__Stored data__
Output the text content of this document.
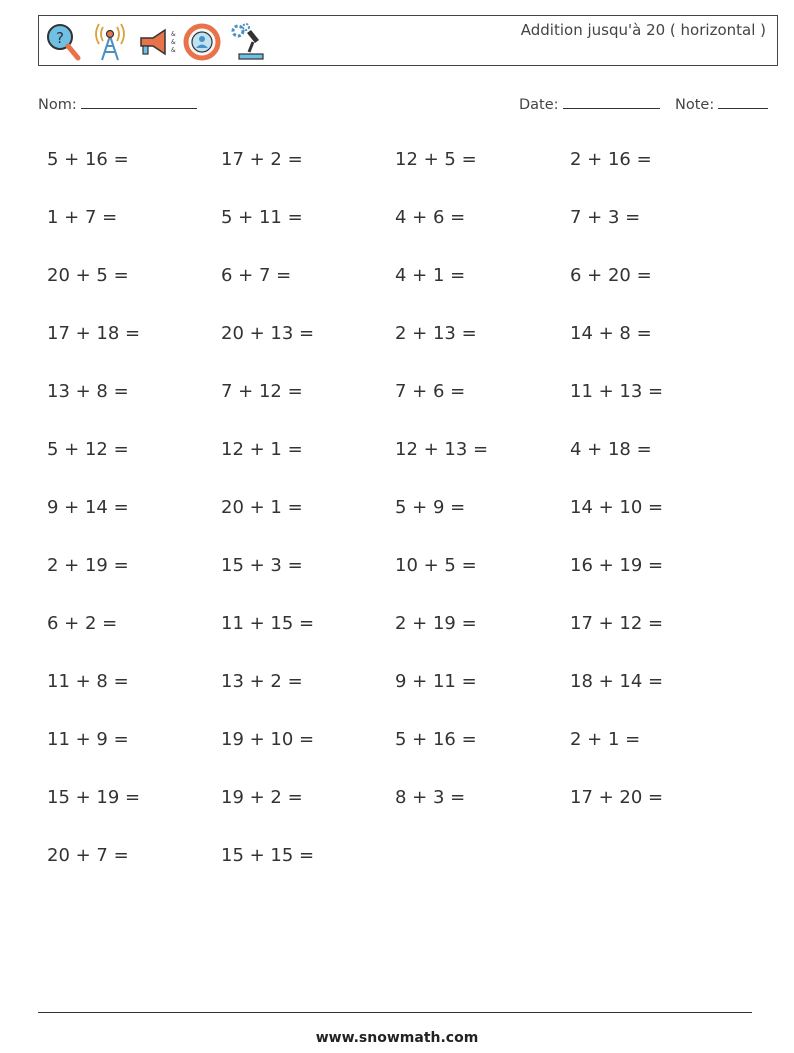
?	&
&
&
Addition jusqu'à 20 ( horizontal )
Nom:	Date:	Note:
5 + 16 =	17 + 2 =	12 + 5 =	2 + 16 =
1 + 7 =	5 + 11 =	4 + 6 =	7 + 3 =
20 + 5 =	6 + 7 =	4 + 1 =	6 + 20 =
17 + 18 =	20 + 13 =	2 + 13 =	14 + 8 =
13 + 8 =	7 + 12 =	7 + 6 =	11 + 13 =
5 + 12 =	12 + 1 =	12 + 13 =	4 + 18 =
9 + 14 =	20 + 1 =	5 + 9 =	14 + 10 =
2 + 19 =	15 + 3 =	10 + 5 =	16 + 19 =
6 + 2 =	11 + 15 =	2 + 19 =	17 + 12 =
11 + 8 =	13 + 2 =	9 + 11 =	18 + 14 =
11 + 9 =	19 + 10 =	5 + 16 =	2 + 1 =
15 + 19 =	19 + 2 =	8 + 3 =	17 + 20 =
20 + 7 =	15 + 15 =
www.snowmath.com
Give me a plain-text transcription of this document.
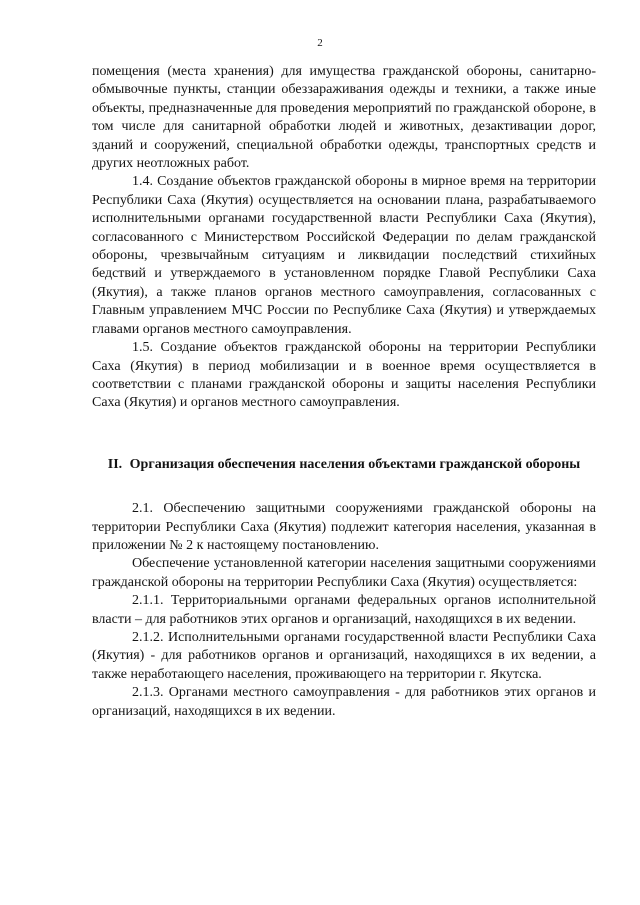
2

помещения (места хранения) для имущества гражданской обороны, санитарно-обмывочные пункты, станции обеззараживания одежды и техники, а также иные объекты, предназначенные для проведения мероприятий по гражданской обороне, в том числе для санитарной обработки людей и животных, дезактивации дорог, зданий и сооружений, специальной обработки одежды, транспортных средств и других неотложных работ.

1.4. Создание объектов гражданской обороны в мирное время на территории Республики Саха (Якутия) осуществляется на основании плана, разрабатываемого исполнительными органами государственной власти Республики Саха (Якутия), согласованного с Министерством Российской Федерации по делам гражданской обороны, чрезвычайным ситуациям и ликвидации последствий стихийных бедствий и утверждаемого в установленном порядке Главой Республики Саха (Якутия), а также планов органов местного самоуправления, согласованных с Главным управлением МЧС России по Республике Саха (Якутия) и утверждаемых главами органов местного самоуправления.

1.5. Создание объектов гражданской обороны на территории Республики Саха (Якутия) в период мобилизации и в военное время осуществляется в соответствии с планами гражданской обороны и защиты населения Республики Саха (Якутия) и органов местного самоуправления.

II. Организация обеспечения населения объектами гражданской обороны

2.1. Обеспечению защитными сооружениями гражданской обороны на территории Республики Саха (Якутия) подлежит категория населения, указанная в приложении № 2 к настоящему постановлению.

Обеспечение установленной категории населения защитными сооружениями гражданской обороны на территории Республики Саха (Якутия) осуществляется:

2.1.1. Территориальными органами федеральных органов исполнительной власти – для работников этих органов и организаций, находящихся в их ведении.

2.1.2. Исполнительными органами государственной власти Республики Саха (Якутия) - для работников органов и организаций, находящихся в их ведении, а также неработающего населения, проживающего на территории г. Якутска.

2.1.3. Органами местного самоуправления - для работников этих органов и организаций, находящихся в их ведении.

__What is expected__
Write every record out again exactly; no pictures belong in the copy.

__Answer to this exercise__
Output the text content of this document.
?	&
&
&
Addition jusqu'à 20 ( horizontal )
Nom:	Date:	Note:
5 + 16 =	17 + 2 =	12 + 5 =	2 + 16 =
1 + 7 =	5 + 11 =	4 + 6 =	7 + 3 =
20 + 5 =	6 + 7 =	4 + 1 =	6 + 20 =
17 + 18 =	20 + 13 =	2 + 13 =	14 + 8 =
13 + 8 =	7 + 12 =	7 + 6 =	11 + 13 =
5 + 12 =	12 + 1 =	12 + 13 =	4 + 18 =
9 + 14 =	20 + 1 =	5 + 9 =	14 + 10 =
2 + 19 =	15 + 3 =	10 + 5 =	16 + 19 =
6 + 2 =	11 + 15 =	2 + 19 =	17 + 12 =
11 + 8 =	13 + 2 =	9 + 11 =	18 + 14 =
11 + 9 =	19 + 10 =	5 + 16 =	2 + 1 =
15 + 19 =	19 + 2 =	8 + 3 =	17 + 20 =
20 + 7 =	15 + 15 =
www.snowmath.com
Give me a plain-text transcription of this document.
2

помещения (места хранения) для имущества гражданской обороны, санитарно-обмывочные пункты, станции обеззараживания одежды и техники, а также иные объекты, предназначенные для проведения мероприятий по гражданской обороне, в том числе для санитарной обработки людей и животных, дезактивации дорог, зданий и сооружений, специальной обработки одежды, транспортных средств и других неотложных работ.

1.4. Создание объектов гражданской обороны в мирное время на территории Республики Саха (Якутия) осуществляется на основании плана, разрабатываемого исполнительными органами государственной власти Республики Саха (Якутия), согласованного с Министерством Российской Федерации по делам гражданской обороны, чрезвычайным ситуациям и ликвидации последствий стихийных бедствий и утверждаемого в установленном порядке Главой Республики Саха (Якутия), а также планов органов местного самоуправления, согласованных с Главным управлением МЧС России по Республике Саха (Якутия) и утверждаемых главами органов местного самоуправления.

1.5. Создание объектов гражданской обороны на территории Республики Саха (Якутия) в период мобилизации и в военное время осуществляется в соответствии с планами гражданской обороны и защиты населения Республики Саха (Якутия) и органов местного самоуправления.

II. Организация обеспечения населения объектами гражданской обороны

2.1. Обеспечению защитными сооружениями гражданской обороны на территории Республики Саха (Якутия) подлежит категория населения, указанная в приложении № 2 к настоящему постановлению.

Обеспечение установленной категории населения защитными сооружениями гражданской обороны на территории Республики Саха (Якутия) осуществляется:

2.1.1. Территориальными органами федеральных органов исполнительной власти – для работников этих органов и организаций, находящихся в их ведении.

2.1.2. Исполнительными органами государственной власти Республики Саха (Якутия) - для работников органов и организаций, находящихся в их ведении, а также неработающего населения, проживающего на территории г. Якутска.

2.1.3. Органами местного самоуправления - для работников этих органов и организаций, находящихся в их ведении.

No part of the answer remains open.